## To be done
Pull every line of the entries that has the word "Surveying".

## Dataset
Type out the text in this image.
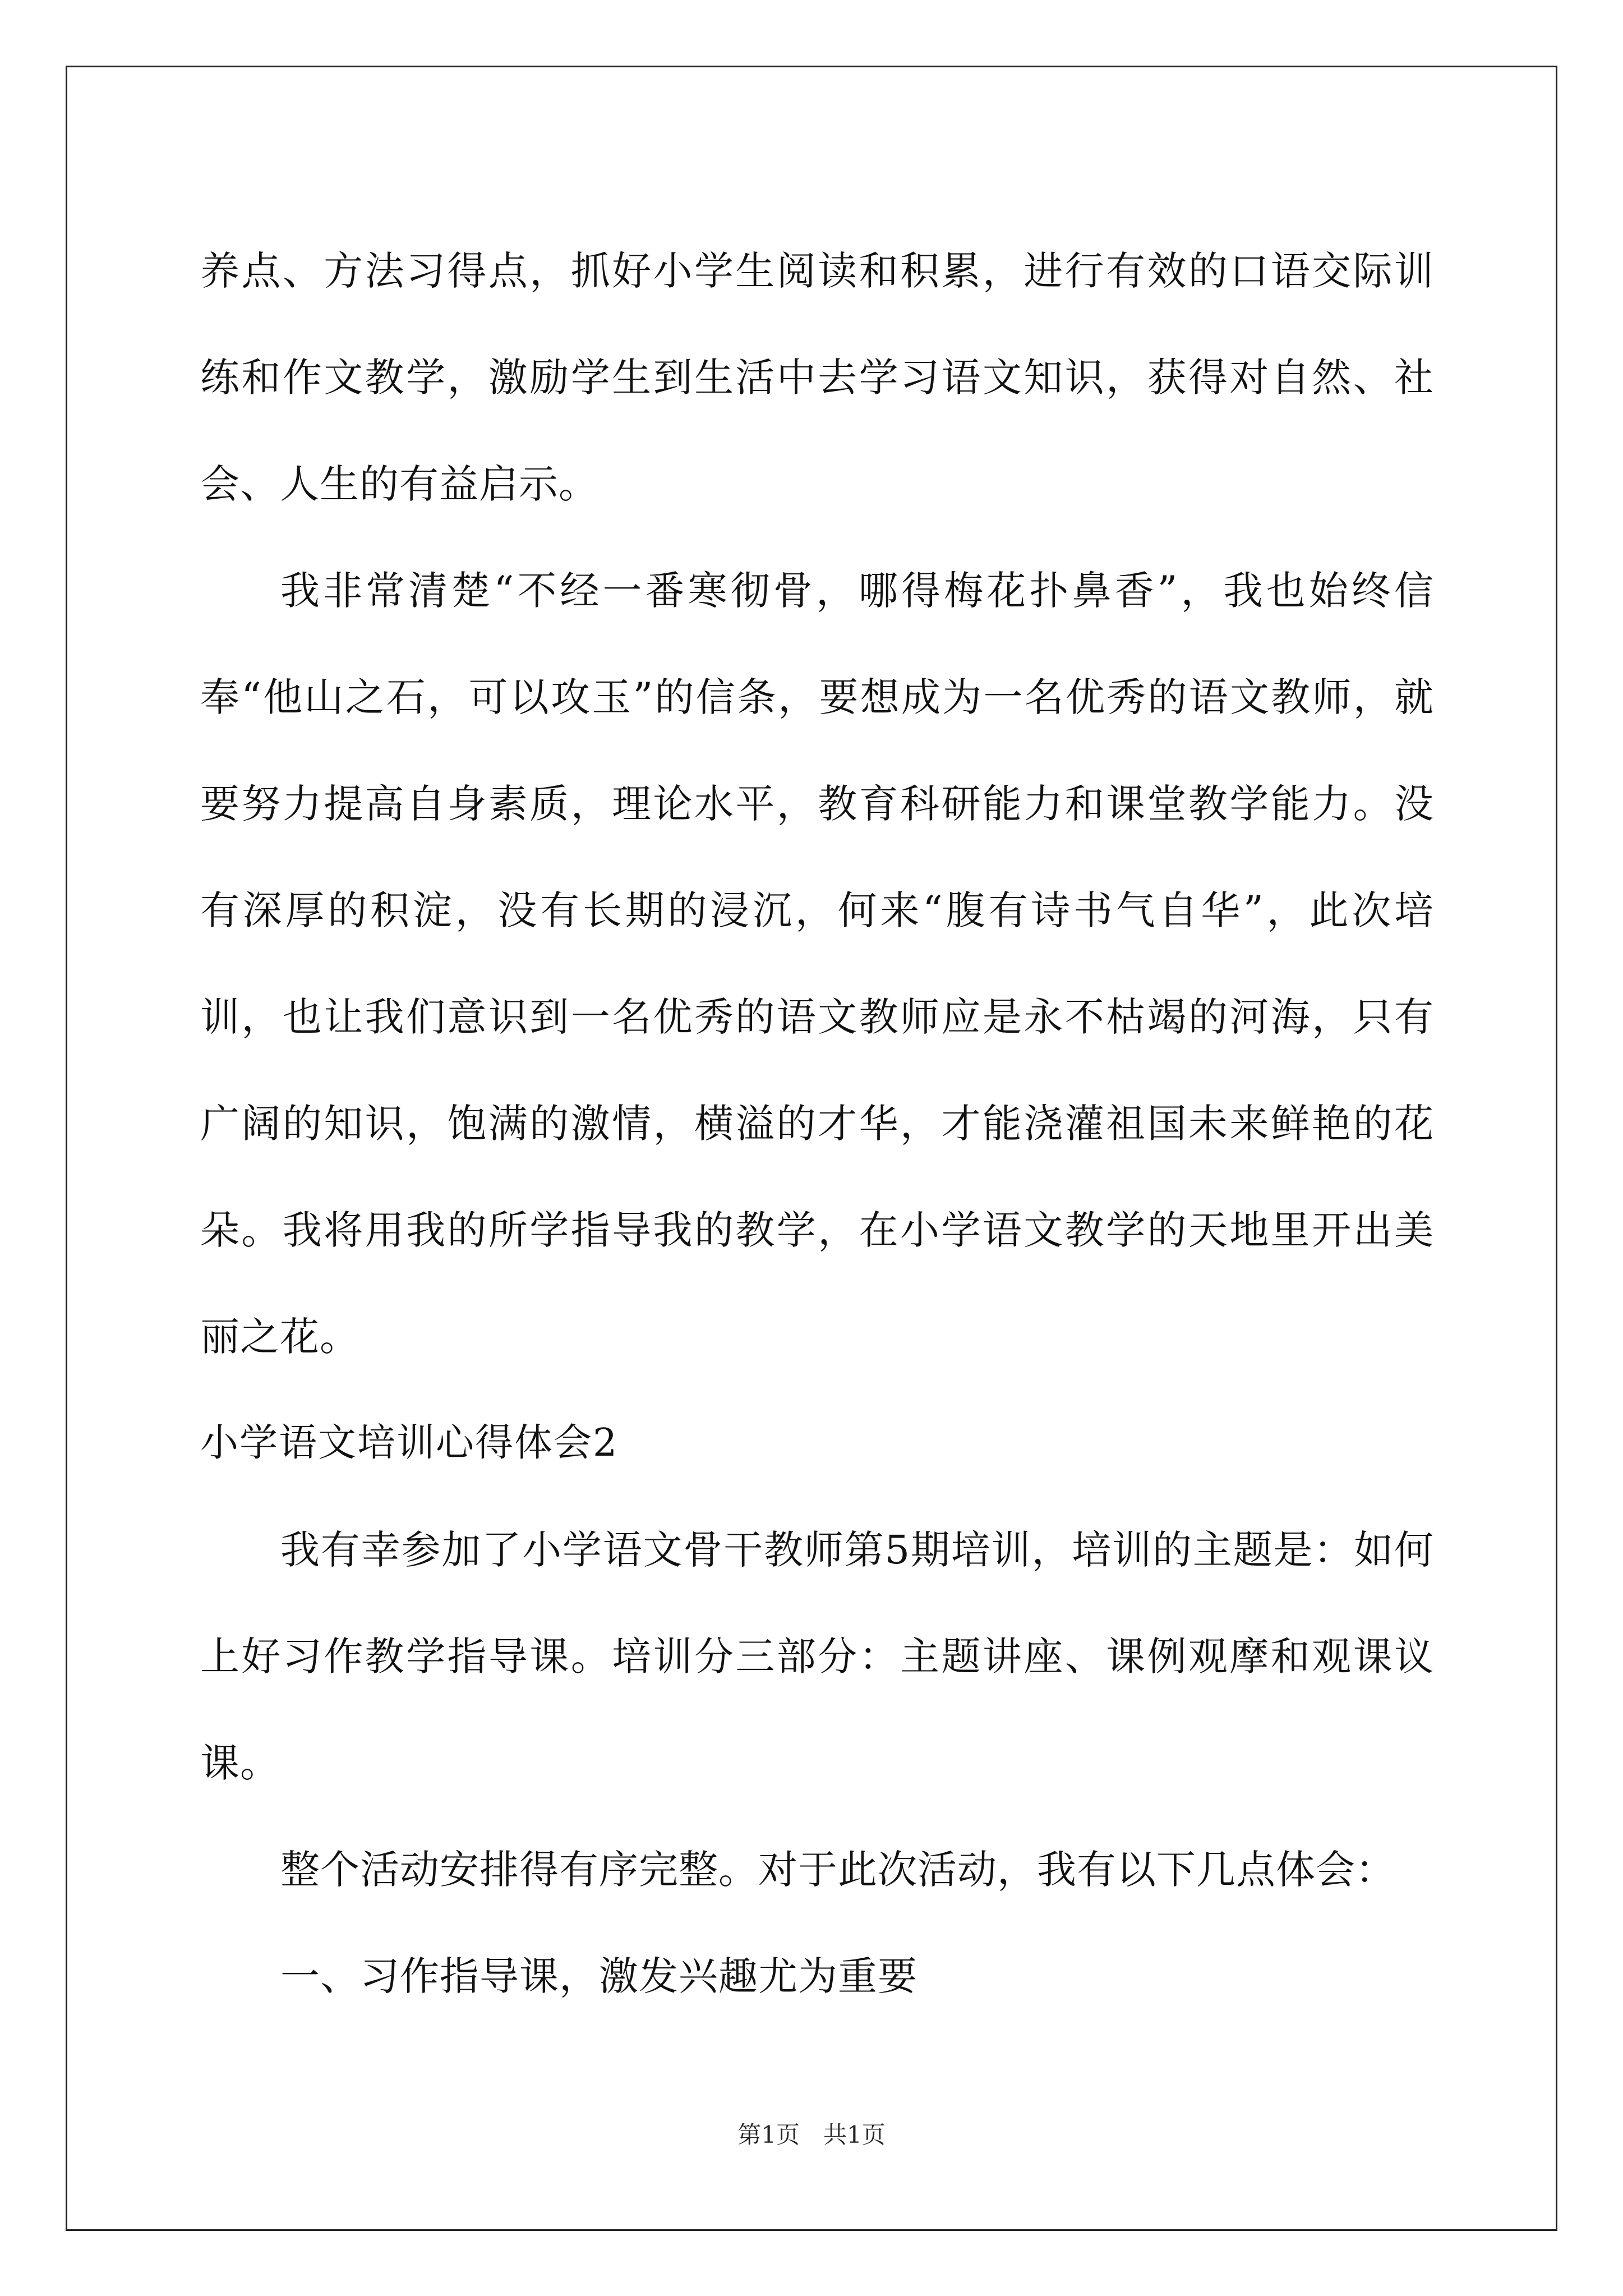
养点、方法习得点，抓好小学生阅读和积累，进行有效的口语交际训练和作文教学，激励学生到生活中去学习语文知识，获得对自然、社会、人生的有益启示。

我非常清楚“不经一番寒彻骨，哪得梅花扑鼻香”，我也始终信奉“他山之石，可以攻玉”的信条，要想成为一名优秀的语文教师，就要努力提高自身素质，理论水平，教育科研能力和课堂教学能力。没有深厚的积淀，没有长期的浸沉，何来“腹有诗书气自华”，此次培训，也让我们意识到一名优秀的语文教师应是永不枯竭的河海，只有广阔的知识，饱满的激情，横溢的才华，才能浇灌祖国未来鲜艳的花朵。我将用我的所学指导我的教学，在小学语文教学的天地里开出美丽之花。

小学语文培训心得体会2

我有幸参加了小学语文骨干教师第5期培训，培训的主题是：如何上好习作教学指导课。培训分三部分：主题讲座、课例观摩和观课议课。

整个活动安排得有序完整。对于此次活动，我有以下几点体会：

一、习作指导课，激发兴趣尤为重要

第1页　共1页
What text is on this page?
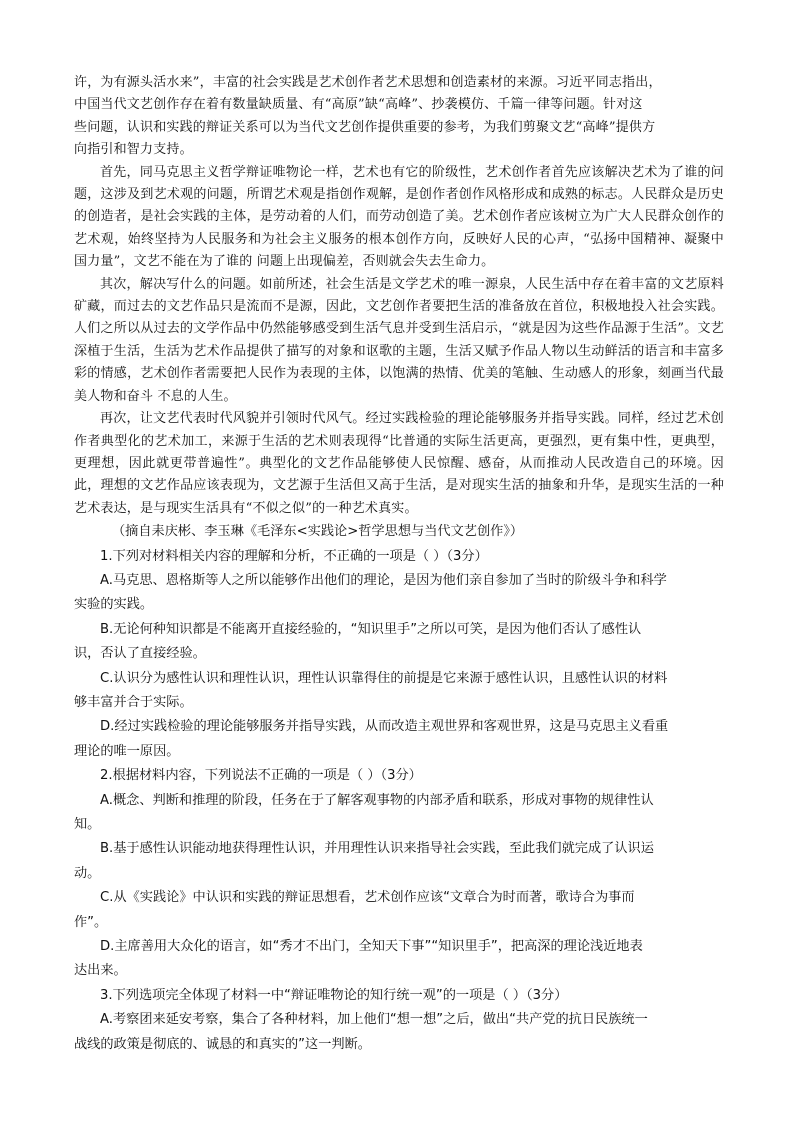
许，为有源头活水来”，丰富的社会实践是艺术创作者艺术思想和创造素材的来源。习近平同志指出，

中国当代文艺创作存在着有数量缺质量、有“高原”缺“高峰”、抄袭模仿、千篇一律等问题。针对这

些问题，认识和实践的辩证关系可以为当代文艺创作提供重要的参考，为我们剪聚文艺“高峰”提供方

向指引和智力支持。

首先，同马克思主义哲学辩证唯物论一样，艺术也有它的阶级性，艺术创作者首先应该解决艺术为了谁的问题，这涉及到艺术观的问题，所谓艺术观是指创作观解，是创作者创作风格形成和成熟的标志。人民群众是历史的创造者，是社会实践的主体，是劳动着的人们，而劳动创造了美。艺术创作者应该树立为广大人民群众创作的艺术观，始终坚持为人民服务和为社会主义服务的根本创作方向，反映好人民的心声，“弘扬中国精神、凝聚中国力量”，文艺不能在为了谁的 问题上出现偏差，否则就会失去生命力。

其次，解决写什么的问题。如前所述，社会生活是文学艺术的唯一源泉，人民生活中存在着丰富的文艺原料矿藏，而过去的文艺作品只是流而不是源，因此，文艺创作者要把生活的准备放在首位，积极地投入社会实践。人们之所以从过去的文学作品中仍然能够感受到生活气息并受到生活启示，“就是因为这些作品源于生活”。文艺深植于生活，生活为艺术作品提供了描写的对象和讴歌的主题，生活又赋予作品人物以生动鲜活的语言和丰富多彩的情感，艺术创作者需要把人民作为表现的主体，以饱满的热情、优美的笔触、生动感人的形象，刻画当代最美人物和奋斗 不息的人生。

再次，让文艺代表时代风貌并引领时代风气。经过实践检验的理论能够服务并指导实践。同样，经过艺术创作者典型化的艺术加工，来源于生活的艺术则表现得“比普通的实际生活更高，更强烈，更有集中性，更典型，更理想，因此就更带普遍性”。典型化的文艺作品能够使人民惊醒、感奋，从而推动人民改造自己的环境。因此，理想的文艺作品应该表现为，文艺源于生活但又高于生活，是对现实生活的抽象和升华，是现实生活的一种艺术表达，是与现实生活具有“不似之似”的一种艺术真实。

（摘自耒庆彬、李玉琳《毛泽东<实践论>哲学思想与当代文艺创作》）

1.下列对材料相关内容的理解和分析，不正确的一项是（ ）（3分）

A.马克思、恩格斯等人之所以能够作出他们的理论，是因为他们亲自参加了当时的阶级斗争和科学

实验的实践。

B.无论何种知识都是不能离开直接经验的，“知识里手”之所以可笑，是因为他们否认了感性认

识，否认了直接经验。

C.认识分为感性认识和理性认识，理性认识靠得住的前提是它来源于感性认识，且感性认识的材料

够丰富并合于实际。

D.经过实践检验的理论能够服务并指导实践，从而改造主观世界和客观世界，这是马克思主义看重

理论的唯一原因。

2.根据材料内容，下列说法不正确的一项是（ ）（3分）

A.概念、判断和推理的阶段，任务在于了解客观事物的内部矛盾和联系，形成对事物的规律性认

知。

B.基于感性认识能动地获得理性认识，并用理性认识来指导社会实践，至此我们就完成了认识运

动。

C.从《实践论》中认识和实践的辩证思想看，艺术创作应该“文章合为时而著，歌诗合为事而

作”。

D.主席善用大众化的语言，如“秀才不出门，全知天下事”“知识里手”，把高深的理论浅近地表

达出来。

3.下列选项完全体现了材料一中“辩证唯物论的知行统一观”的一项是（ ）（3分）

A.考察团来延安考察，集合了各种材料，加上他们“想一想”之后，做出“共产党的抗日民族统一

战线的政策是彻底的、诚恳的和真实的”这一判断。
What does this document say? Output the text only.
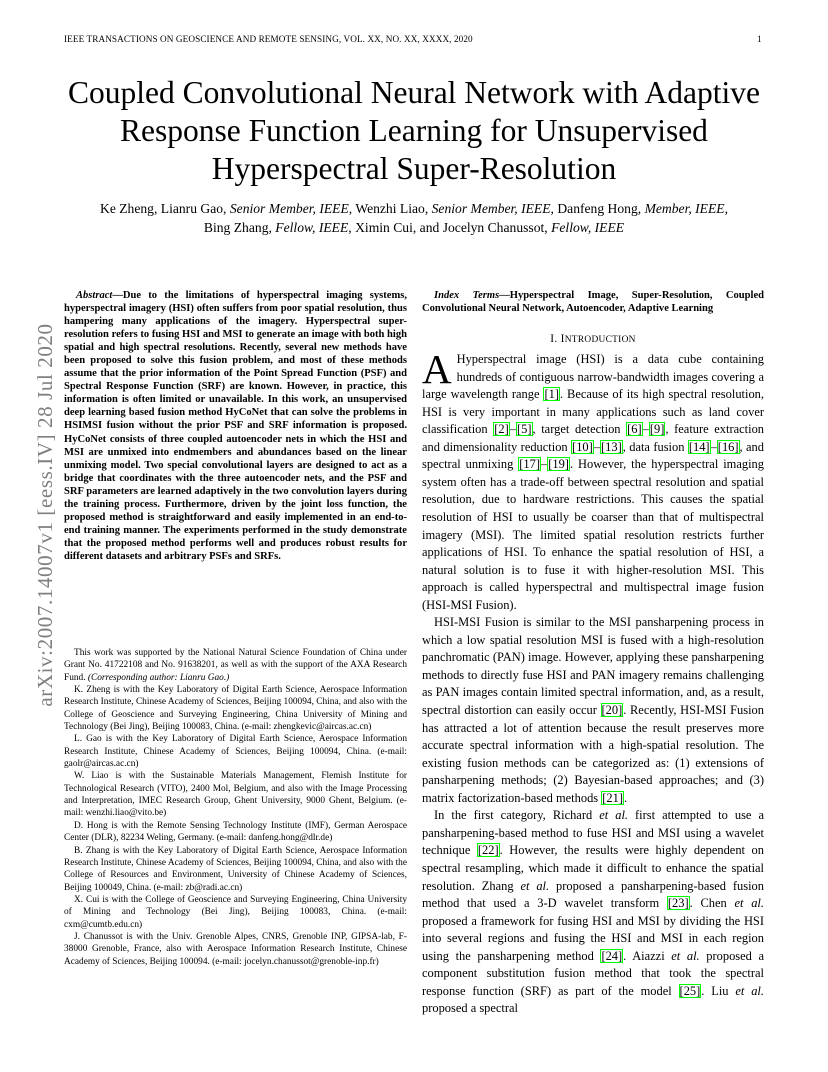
IEEE TRANSACTIONS ON GEOSCIENCE AND REMOTE SENSING, VOL. XX, NO. XX, XXXX, 2020	1
Coupled Convolutional Neural Network with Adaptive Response Function Learning for Unsupervised Hyperspectral Super-Resolution
Ke Zheng, Lianru Gao, Senior Member, IEEE, Wenzhi Liao, Senior Member, IEEE, Danfeng Hong, Member, IEEE, Bing Zhang, Fellow, IEEE, Ximin Cui, and Jocelyn Chanussot, Fellow, IEEE
arXiv:2007.14007v1 [eess.IV] 28 Jul 2020

Abstract—Due to the limitations of hyperspectral imaging systems, hyperspectral imagery (HSI) often suffers from poor spatial resolution, thus hampering many applications of the imagery. Hyperspectral super-resolution refers to fusing HSI and MSI to generate an image with both high spatial and high spectral resolutions. Recently, several new methods have been proposed to solve this fusion problem, and most of these methods assume that the prior information of the Point Spread Function (PSF) and Spectral Response Function (SRF) are known. However, in practice, this information is often limited or unavailable. In this work, an unsupervised deep learning based fusion method HyCoNet that can solve the problems in HSIMSI fusion without the prior PSF and SRF information is proposed. HyCoNet consists of three coupled autoencoder nets in which the HSI and MSI are unmixed into endmembers and abundances based on the linear unmixing model. Two special convolutional layers are designed to act as a bridge that coordinates with the three autoencoder nets, and the PSF and SRF parameters are learned adaptively in the two convolution layers during the training process. Furthermore, driven by the joint loss function, the proposed method is straightforward and easily implemented in an end-to-end training manner. The experiments performed in the study demonstrate that the proposed method performs well and produces robust results for different datasets and arbitrary PSFs and SRFs.

This work was supported by the National Natural Science Foundation of China under Grant No. 41722108 and No. 91638201, as well as with the support of the AXA Research Fund. (Corresponding author: Lianru Gao.)

K. Zheng is with the Key Laboratory of Digital Earth Science, Aerospace Information Research Institute, Chinese Academy of Sciences, Beijing 100094, China, and also with the College of Geoscience and Surveying Engineering, China University of Mining and Technology (Bei Jing), Beijing 100083, China. (e-mail: zhengkevic@aircas.ac.cn)

L. Gao is with the Key Laboratory of Digital Earth Science, Aerospace Information Research Institute, Chinese Academy of Sciences, Beijing 100094, China. (e-mail: gaolr@aircas.ac.cn)

W. Liao is with the Sustainable Materials Management, Flemish Institute for Technological Research (VITO), 2400 Mol, Belgium, and also with the Image Processing and Interpretation, IMEC Research Group, Ghent University, 9000 Ghent, Belgium. (e-mail: wenzhi.liao@vito.be)

D. Hong is with the Remote Sensing Technology Institute (IMF), German Aerospace Center (DLR), 82234 Weling, Germany. (e-mail: danfeng.hong@dlr.de)

B. Zhang is with the Key Laboratory of Digital Earth Science, Aerospace Information Research Institute, Chinese Academy of Sciences, Beijing 100094, China, and also with the College of Resources and Environment, University of Chinese Academy of Sciences, Beijing 100049, China. (e-mail: zb@radi.ac.cn)

X. Cui is with the College of Geoscience and Surveying Engineering, China University of Mining and Technology (Bei Jing), Beijing 100083, China. (e-mail: cxm@cumtb.edu.cn)

J. Chanussot is with the Univ. Grenoble Alpes, CNRS, Grenoble INP, GIPSA-lab, F-38000 Grenoble, France, also with Aerospace Information Research Institute, Chinese Academy of Sciences, Beijing 100094. (e-mail: jocelyn.chanussot@grenoble-inp.fr)

Index Terms—Hyperspectral Image, Super-Resolution, Coupled Convolutional Neural Network, Autoencoder, Adaptive Learning

I. INTRODUCTION

A Hyperspectral image (HSI) is a data cube containing hundreds of contiguous narrow-bandwidth images covering a large wavelength range [1]. Because of its high spectral resolution, HSI is very important in many applications such as land cover classification [2]–[5], target detection [6]–[9], feature extraction and dimensionality reduction [10]–[13], data fusion [14]–[16], and spectral unmixing [17]–[19]. However, the hyperspectral imaging system often has a trade-off between spectral resolution and spatial resolution, due to hardware restrictions. This causes the spatial resolution of HSI to usually be coarser than that of multispectral imagery (MSI). The limited spatial resolution restricts further applications of HSI. To enhance the spatial resolution of HSI, a natural solution is to fuse it with higher-resolution MSI. This approach is called hyperspectral and multispectral image fusion (HSI-MSI Fusion).

HSI-MSI Fusion is similar to the MSI pansharpening process in which a low spatial resolution MSI is fused with a high-resolution panchromatic (PAN) image. However, applying these pansharpening methods to directly fuse HSI and PAN imagery remains challenging as PAN images contain limited spectral information, and, as a result, spectral distortion can easily occur [20]. Recently, HSI-MSI Fusion has attracted a lot of attention because the result preserves more accurate spectral information with a high-spatial resolution. The existing fusion methods can be categorized as: (1) extensions of pansharpening methods; (2) Bayesian-based approaches; and (3) matrix factorization-based methods [21].

In the first category, Richard et al. first attempted to use a pansharpening-based method to fuse HSI and MSI using a wavelet technique [22]. However, the results were highly dependent on spectral resampling, which made it difficult to enhance the spatial resolution. Zhang et al. proposed a pansharpening-based fusion method that used a 3-D wavelet transform [23]. Chen et al. proposed a framework for fusing HSI and MSI by dividing the HSI into several regions and fusing the HSI and MSI in each region using the pansharpening method [24]. Aiazzi et al. proposed a component substitution fusion method that took the spectral response function (SRF) as part of the model [25]. Liu et al. proposed a spectral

## Task answer
K. Zheng is with the Key Laboratory of Digital Earth Science, Aerospace Information Research Institute, Chinese Academy of Sciences, Beijing 100094, China, and also with the College of Geoscience and Surveying Engineering, China University of Mining and Technology (Bei Jing), Beijing 100083, China. (e-mail: zhengkevic@aircas.ac.cn)
X. Cui is with the College of Geoscience and Surveying Engineering, China University of Mining and Technology (Bei Jing), Beijing 100083, China. (e-mail: cxm@cumtb.edu.cn)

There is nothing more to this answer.